La demanderesse invoque, à l'appui de son pourvoi, un moyen de cassation.
Le dossier a été communiqué au procureur général.
Sur le rapport de Mme Bouvier, conseiller, les observations de la SCP Gatineau, Aa et Rebeyrol, avocat de la société CRM08, de la SCP Boutet et Hourdeaux, avocat de la société [J], et l'avis de Mme Roques, avocat général référendaire, après débats en l'audience publique du 19 avril 2023 où étaient présents M. Sommer, président, Mme Bouvier, conseiller rapporteur, M. Huglo, conseiller doyen, M. Ab, Mmes Ac, Sommé, conseillers, Mmes Chamley-Coulet, Lanoue, M. Le Masne de Chermont, Mme Ollivier, conseillers référendaires, Mme Roques, avocat général référendaire, et Mme Jouanneau, greffier de chambre,
la chambre sociale de la Cour de cassation, composée, en application de l'
article R. 431-5 du code de l'organisation judiciaire🏛, des président et conseillers précités, après en avoir délibéré conformément à la loi, a rendu le présent arrêt.
Faits et procédure
1. Selon le jugement attaqué (président du tribunal judiciaire de Mâcon, 5 octobre 2021), statuant selon la procédure accélérée au fond, la société CRM08 (la société), qui développe une activité de centre d'appel, est une filiale du groupe Comdata Holdings France, qui fait partie du groupe Ad.
2. Le comité social et économique de la société (le comité) a décidé, par délibération du 4 juin 2021, du recours à une expertise comptable en vue de la consultation sur la situation économique et financière de l'entreprise au titre de l'année 2020 et a désigné la société [J] pour l'assister.
3. Par lettre du 14 juin 2021, la société [J] a adressé sa lettre de mission au président du comité, prévoyant une durée de quatorze jours pour un montant total de 21 000 euros HT.
4. Par acte du 23 juin 2021, la société a saisi le président du tribunal judiciaire afin que la mission soit limitée à la situation économique et financière de la seule société au cours des années 2019, 2020 et 2021 et que soient réduits en conséquence la durée de la mission et le coût prévisionnel de l'expertise.

* [Problème posé A]: Reproduisez le passage de l'arrêt de « Faits et procédure » à « [J] pour l'assister. ».
* [Problème posé B]: D'après l'arrêt, quel montant total prévoyait la lettre de mission adressée par la société [J] au président du comité ?
* [Problème posé C]: Dressez la liste des conseillers référendaires présents à l'audience selon l'arrêt.

* [Relevé]:
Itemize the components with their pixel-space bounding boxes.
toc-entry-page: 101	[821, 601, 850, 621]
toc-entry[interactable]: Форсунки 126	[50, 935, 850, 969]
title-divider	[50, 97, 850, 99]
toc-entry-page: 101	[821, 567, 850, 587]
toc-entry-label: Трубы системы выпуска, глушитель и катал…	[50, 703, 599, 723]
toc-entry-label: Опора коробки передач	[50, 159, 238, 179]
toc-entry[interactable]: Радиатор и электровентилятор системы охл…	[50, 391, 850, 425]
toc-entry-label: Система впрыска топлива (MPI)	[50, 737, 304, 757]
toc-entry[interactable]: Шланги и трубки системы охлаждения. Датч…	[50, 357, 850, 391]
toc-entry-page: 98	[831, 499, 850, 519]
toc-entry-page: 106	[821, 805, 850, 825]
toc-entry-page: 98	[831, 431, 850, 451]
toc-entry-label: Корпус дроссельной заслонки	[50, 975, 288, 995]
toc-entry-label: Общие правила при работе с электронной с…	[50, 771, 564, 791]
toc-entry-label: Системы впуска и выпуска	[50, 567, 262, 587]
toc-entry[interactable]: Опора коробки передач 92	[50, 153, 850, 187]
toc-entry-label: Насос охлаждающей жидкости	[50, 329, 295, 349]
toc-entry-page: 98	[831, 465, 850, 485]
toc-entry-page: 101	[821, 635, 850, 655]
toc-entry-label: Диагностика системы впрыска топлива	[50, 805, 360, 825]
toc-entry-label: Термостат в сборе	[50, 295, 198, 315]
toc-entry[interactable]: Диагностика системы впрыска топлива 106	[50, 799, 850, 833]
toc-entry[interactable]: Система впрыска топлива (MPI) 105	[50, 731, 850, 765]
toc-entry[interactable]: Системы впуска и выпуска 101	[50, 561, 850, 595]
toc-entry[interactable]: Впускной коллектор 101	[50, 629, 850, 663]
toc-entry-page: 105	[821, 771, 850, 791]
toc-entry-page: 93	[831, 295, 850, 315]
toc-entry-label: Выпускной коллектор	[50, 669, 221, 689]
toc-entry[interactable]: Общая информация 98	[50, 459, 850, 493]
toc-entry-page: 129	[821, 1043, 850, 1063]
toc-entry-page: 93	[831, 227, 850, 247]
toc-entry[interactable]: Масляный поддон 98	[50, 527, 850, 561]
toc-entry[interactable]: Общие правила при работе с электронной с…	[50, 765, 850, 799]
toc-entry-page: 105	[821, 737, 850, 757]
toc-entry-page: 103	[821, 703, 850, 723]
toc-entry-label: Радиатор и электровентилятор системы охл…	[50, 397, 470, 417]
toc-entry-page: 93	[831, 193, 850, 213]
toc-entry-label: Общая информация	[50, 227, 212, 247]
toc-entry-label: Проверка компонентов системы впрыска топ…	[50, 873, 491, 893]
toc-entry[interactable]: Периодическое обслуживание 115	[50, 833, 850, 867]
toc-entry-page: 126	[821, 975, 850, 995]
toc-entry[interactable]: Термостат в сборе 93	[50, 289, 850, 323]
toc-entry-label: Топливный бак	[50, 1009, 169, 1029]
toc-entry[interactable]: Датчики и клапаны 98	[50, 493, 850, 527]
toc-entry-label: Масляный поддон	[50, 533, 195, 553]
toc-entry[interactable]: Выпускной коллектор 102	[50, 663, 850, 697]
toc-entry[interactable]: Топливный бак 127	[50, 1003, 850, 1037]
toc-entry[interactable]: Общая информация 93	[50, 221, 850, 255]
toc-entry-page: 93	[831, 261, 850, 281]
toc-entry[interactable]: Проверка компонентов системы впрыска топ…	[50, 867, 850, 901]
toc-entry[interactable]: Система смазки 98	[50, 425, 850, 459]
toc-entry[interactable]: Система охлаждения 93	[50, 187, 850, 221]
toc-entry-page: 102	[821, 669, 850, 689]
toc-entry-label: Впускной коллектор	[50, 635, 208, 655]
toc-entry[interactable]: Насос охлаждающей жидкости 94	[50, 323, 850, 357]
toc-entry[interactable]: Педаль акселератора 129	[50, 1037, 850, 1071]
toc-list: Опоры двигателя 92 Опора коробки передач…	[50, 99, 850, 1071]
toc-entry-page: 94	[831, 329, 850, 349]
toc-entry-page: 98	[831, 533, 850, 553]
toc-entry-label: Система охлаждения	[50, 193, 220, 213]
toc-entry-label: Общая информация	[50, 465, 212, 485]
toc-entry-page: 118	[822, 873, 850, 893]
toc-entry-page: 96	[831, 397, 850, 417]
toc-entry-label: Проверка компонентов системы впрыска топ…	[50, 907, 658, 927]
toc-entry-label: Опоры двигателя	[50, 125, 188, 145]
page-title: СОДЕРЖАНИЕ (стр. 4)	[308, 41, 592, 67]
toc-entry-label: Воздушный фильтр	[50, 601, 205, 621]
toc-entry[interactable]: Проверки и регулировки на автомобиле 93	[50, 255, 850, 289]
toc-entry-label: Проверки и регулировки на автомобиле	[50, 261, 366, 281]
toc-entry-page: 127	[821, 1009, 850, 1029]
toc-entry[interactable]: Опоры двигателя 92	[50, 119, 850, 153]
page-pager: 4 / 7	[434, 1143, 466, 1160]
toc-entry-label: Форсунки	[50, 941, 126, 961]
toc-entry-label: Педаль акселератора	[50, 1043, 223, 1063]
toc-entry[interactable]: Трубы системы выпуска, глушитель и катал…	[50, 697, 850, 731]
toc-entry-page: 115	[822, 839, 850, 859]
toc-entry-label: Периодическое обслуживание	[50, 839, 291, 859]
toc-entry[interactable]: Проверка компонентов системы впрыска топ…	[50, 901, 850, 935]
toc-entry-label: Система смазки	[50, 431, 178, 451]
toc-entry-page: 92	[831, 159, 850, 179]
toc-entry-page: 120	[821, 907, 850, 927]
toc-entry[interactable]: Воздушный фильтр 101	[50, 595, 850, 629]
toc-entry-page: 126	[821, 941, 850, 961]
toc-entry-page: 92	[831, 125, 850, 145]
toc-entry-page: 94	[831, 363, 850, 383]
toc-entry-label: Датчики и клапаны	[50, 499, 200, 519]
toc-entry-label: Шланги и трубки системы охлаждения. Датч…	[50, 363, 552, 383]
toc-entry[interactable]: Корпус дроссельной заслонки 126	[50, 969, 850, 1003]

* [Réponse rédigée A]:
Faits et procédure
1. Selon le jugement attaqué (président du tribunal judiciaire de Mâcon, 5 octobre 2021), statuant selon la procédure accélérée au fond, la société CRM08 (la société), qui développe une activité de centre d'appel, est une filiale du groupe Comdata Holdings France, qui fait partie du groupe Ad.
2. Le comité social et économique de la société (le comité) a décidé, par délibération du 4 juin 2021, du recours à une expertise comptable en vue de la consultation sur la situation économique et financière de l'entreprise au titre de l'année 2020 et a désigné la société [J] pour l'assister.

* [Réponse rédigée B]: 21 000 euros HT.

* [Réponse rédigée C]: Mme Chamley-Coulet, Mme Lanoue, M. Le Masne de Chermont, Mme Ollivier.